-- BEGIN Given records --

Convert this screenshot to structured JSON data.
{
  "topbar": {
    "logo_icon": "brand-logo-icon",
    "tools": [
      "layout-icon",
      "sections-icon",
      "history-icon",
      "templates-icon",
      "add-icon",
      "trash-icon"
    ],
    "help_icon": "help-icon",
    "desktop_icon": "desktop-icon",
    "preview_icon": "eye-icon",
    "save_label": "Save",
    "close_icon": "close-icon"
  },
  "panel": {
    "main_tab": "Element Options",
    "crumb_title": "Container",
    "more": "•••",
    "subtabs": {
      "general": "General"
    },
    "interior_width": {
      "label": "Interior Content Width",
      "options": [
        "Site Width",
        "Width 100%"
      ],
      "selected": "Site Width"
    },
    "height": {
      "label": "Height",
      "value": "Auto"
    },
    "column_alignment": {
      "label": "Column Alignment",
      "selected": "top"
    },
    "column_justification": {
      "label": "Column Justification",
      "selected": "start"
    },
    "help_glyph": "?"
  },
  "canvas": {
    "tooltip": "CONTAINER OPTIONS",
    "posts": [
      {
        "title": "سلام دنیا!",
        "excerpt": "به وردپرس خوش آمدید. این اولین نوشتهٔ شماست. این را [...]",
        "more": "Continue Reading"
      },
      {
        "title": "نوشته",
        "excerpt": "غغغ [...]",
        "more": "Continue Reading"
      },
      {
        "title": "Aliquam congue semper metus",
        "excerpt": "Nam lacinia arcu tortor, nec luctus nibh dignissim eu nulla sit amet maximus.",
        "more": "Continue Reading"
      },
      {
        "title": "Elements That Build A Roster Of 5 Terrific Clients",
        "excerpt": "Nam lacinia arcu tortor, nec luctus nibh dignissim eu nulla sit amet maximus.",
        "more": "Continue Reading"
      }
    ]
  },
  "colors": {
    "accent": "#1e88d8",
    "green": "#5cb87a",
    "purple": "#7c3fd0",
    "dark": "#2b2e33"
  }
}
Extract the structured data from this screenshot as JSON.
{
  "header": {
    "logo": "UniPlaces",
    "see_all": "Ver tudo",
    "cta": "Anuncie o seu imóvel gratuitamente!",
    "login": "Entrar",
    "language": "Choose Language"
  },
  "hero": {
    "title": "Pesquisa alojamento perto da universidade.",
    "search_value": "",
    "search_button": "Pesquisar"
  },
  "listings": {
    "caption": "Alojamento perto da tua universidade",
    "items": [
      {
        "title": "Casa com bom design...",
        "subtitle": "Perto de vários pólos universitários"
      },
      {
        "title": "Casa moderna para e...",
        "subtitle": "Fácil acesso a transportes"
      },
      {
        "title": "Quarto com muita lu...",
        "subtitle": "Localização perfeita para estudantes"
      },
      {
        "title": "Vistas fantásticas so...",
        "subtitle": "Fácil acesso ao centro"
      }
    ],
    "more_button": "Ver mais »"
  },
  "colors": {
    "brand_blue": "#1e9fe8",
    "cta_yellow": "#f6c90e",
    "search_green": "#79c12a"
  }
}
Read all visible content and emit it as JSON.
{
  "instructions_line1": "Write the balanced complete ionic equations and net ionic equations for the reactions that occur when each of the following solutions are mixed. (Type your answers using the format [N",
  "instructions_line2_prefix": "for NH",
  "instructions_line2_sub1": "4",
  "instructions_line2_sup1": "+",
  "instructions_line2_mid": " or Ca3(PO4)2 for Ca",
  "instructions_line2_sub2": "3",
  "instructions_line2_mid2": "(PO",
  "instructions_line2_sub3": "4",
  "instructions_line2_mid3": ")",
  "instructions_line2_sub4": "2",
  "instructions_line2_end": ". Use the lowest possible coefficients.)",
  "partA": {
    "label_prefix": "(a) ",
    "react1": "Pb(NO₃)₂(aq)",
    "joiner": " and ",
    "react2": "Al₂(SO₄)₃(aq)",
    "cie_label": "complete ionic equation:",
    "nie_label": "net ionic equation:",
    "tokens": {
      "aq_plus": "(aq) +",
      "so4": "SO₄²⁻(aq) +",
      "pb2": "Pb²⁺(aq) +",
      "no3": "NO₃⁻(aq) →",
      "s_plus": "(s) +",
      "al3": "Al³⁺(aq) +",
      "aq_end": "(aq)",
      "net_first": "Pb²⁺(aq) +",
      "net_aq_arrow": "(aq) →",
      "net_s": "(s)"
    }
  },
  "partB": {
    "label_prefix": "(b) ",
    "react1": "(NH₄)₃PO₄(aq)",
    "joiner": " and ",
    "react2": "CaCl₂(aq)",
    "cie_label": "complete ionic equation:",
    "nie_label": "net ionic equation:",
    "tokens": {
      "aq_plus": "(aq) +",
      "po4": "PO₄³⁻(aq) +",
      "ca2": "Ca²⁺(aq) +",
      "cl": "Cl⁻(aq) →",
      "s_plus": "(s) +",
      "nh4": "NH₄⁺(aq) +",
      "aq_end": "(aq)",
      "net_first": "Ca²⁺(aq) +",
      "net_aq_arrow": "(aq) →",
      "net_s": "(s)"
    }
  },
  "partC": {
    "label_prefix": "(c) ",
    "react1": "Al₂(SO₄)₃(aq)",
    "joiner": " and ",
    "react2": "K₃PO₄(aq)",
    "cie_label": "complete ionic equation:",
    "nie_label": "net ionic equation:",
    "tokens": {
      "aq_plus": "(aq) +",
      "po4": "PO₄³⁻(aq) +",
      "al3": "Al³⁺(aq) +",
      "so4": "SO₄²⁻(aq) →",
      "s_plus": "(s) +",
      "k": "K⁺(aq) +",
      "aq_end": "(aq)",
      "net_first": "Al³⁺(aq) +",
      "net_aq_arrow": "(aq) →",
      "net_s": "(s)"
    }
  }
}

-- END Given records --

Return every record, word for word.

> _Reply to the exercise_:
Convert this screenshot to structured JSON data.
{
  "topbar": {
    "logo_icon": "brand-logo-icon",
    "tools": [
      "layout-icon",
      "sections-icon",
      "history-icon",
      "templates-icon",
      "add-icon",
      "trash-icon"
    ],
    "help_icon": "help-icon",
    "desktop_icon": "desktop-icon",
    "preview_icon": "eye-icon",
    "save_label": "Save",
    "close_icon": "close-icon"
  },
  "panel": {
    "main_tab": "Element Options",
    "crumb_title": "Container",
    "more": "•••",
    "subtabs": {
      "general": "General"
    },
    "interior_width": {
      "label": "Interior Content Width",
      "options": [
        "Site Width",
        "Width 100%"
      ],
      "selected": "Site Width"
    },
    "height": {
      "label": "Height",
      "value": "Auto"
    },
    "column_alignment": {
      "label": "Column Alignment",
      "selected": "top"
    },
    "column_justification": {
      "label": "Column Justification",
      "selected": "start"
    },
    "help_glyph": "?"
  },
  "canvas": {
    "tooltip": "CONTAINER OPTIONS",
    "posts": [
      {
        "title": "سلام دنیا!",
        "excerpt": "به وردپرس خوش آمدید. این اولین نوشتهٔ شماست. این را [...]",
        "more": "Continue Reading"
      },
      {
        "title": "نوشته",
        "excerpt": "غغغ [...]",
        "more": "Continue Reading"
      },
      {
        "title": "Aliquam congue semper metus",
        "excerpt": "Nam lacinia arcu tortor, nec luctus nibh dignissim eu nulla sit amet maximus.",
        "more": "Continue Reading"
      },
      {
        "title": "Elements That Build A Roster Of 5 Terrific Clients",
        "excerpt": "Nam lacinia arcu tortor, nec luctus nibh dignissim eu nulla sit amet maximus.",
        "more": "Continue Reading"
      }
    ]
  },
  "colors": {
    "accent": "#1e88d8",
    "green": "#5cb87a",
    "purple": "#7c3fd0",
    "dark": "#2b2e33"
  }
}
Extract the structured data from this screenshot as JSON.
{
  "header": {
    "logo": "UniPlaces",
    "see_all": "Ver tudo",
    "cta": "Anuncie o seu imóvel gratuitamente!",
    "login": "Entrar",
    "language": "Choose Language"
  },
  "hero": {
    "title": "Pesquisa alojamento perto da universidade.",
    "search_value": "",
    "search_button": "Pesquisar"
  },
  "listings": {
    "caption": "Alojamento perto da tua universidade",
    "items": [
      {
        "title": "Casa com bom design...",
        "subtitle": "Perto de vários pólos universitários"
      },
      {
        "title": "Casa moderna para e...",
        "subtitle": "Fácil acesso a transportes"
      },
      {
        "title": "Quarto com muita lu...",
        "subtitle": "Localização perfeita para estudantes"
      },
      {
        "title": "Vistas fantásticas so...",
        "subtitle": "Fácil acesso ao centro"
      }
    ],
    "more_button": "Ver mais »"
  },
  "colors": {
    "brand_blue": "#1e9fe8",
    "cta_yellow": "#f6c90e",
    "search_green": "#79c12a"
  }
}
Read all visible content and emit it as JSON.
{
  "instructions_line1": "Write the balanced complete ionic equations and net ionic equations for the reactions that occur when each of the following solutions are mixed. (Type your answers using the format [N",
  "instructions_line2_prefix": "for NH",
  "instructions_line2_sub1": "4",
  "instructions_line2_sup1": "+",
  "instructions_line2_mid": " or Ca3(PO4)2 for Ca",
  "instructions_line2_sub2": "3",
  "instructions_line2_mid2": "(PO",
  "instructions_line2_sub3": "4",
  "instructions_line2_mid3": ")",
  "instructions_line2_sub4": "2",
  "instructions_line2_end": ". Use the lowest possible coefficients.)",
  "partA": {
    "label_prefix": "(a) ",
    "react1": "Pb(NO₃)₂(aq)",
    "joiner": " and ",
    "react2": "Al₂(SO₄)₃(aq)",
    "cie_label": "complete ionic equation:",
    "nie_label": "net ionic equation:",
    "tokens": {
      "aq_plus": "(aq) +",
      "so4": "SO₄²⁻(aq) +",
      "pb2": "Pb²⁺(aq) +",
      "no3": "NO₃⁻(aq) →",
      "s_plus": "(s) +",
      "al3": "Al³⁺(aq) +",
      "aq_end": "(aq)",
      "net_first": "Pb²⁺(aq) +",
      "net_aq_arrow": "(aq) →",
      "net_s": "(s)"
    }
  },
  "partB": {
    "label_prefix": "(b) ",
    "react1": "(NH₄)₃PO₄(aq)",
    "joiner": " and ",
    "react2": "CaCl₂(aq)",
    "cie_label": "complete ionic equation:",
    "nie_label": "net ionic equation:",
    "tokens": {
      "aq_plus": "(aq) +",
      "po4": "PO₄³⁻(aq) +",
      "ca2": "Ca²⁺(aq) +",
      "cl": "Cl⁻(aq) →",
      "s_plus": "(s) +",
      "nh4": "NH₄⁺(aq) +",
      "aq_end": "(aq)",
      "net_first": "Ca²⁺(aq) +",
      "net_aq_arrow": "(aq) →",
      "net_s": "(s)"
    }
  },
  "partC": {
    "label_prefix": "(c) ",
    "react1": "Al₂(SO₄)₃(aq)",
    "joiner": " and ",
    "react2": "K₃PO₄(aq)",
    "cie_label": "complete ionic equation:",
    "nie_label": "net ionic equation:",
    "tokens": {
      "aq_plus": "(aq) +",
      "po4": "PO₄³⁻(aq) +",
      "al3": "Al³⁺(aq) +",
      "so4": "SO₄²⁻(aq) →",
      "s_plus": "(s) +",
      "k": "K⁺(aq) +",
      "aq_end": "(aq)",
      "net_first": "Al³⁺(aq) +",
      "net_aq_arrow": "(aq) →",
      "net_s": "(s)"
    }
  }
}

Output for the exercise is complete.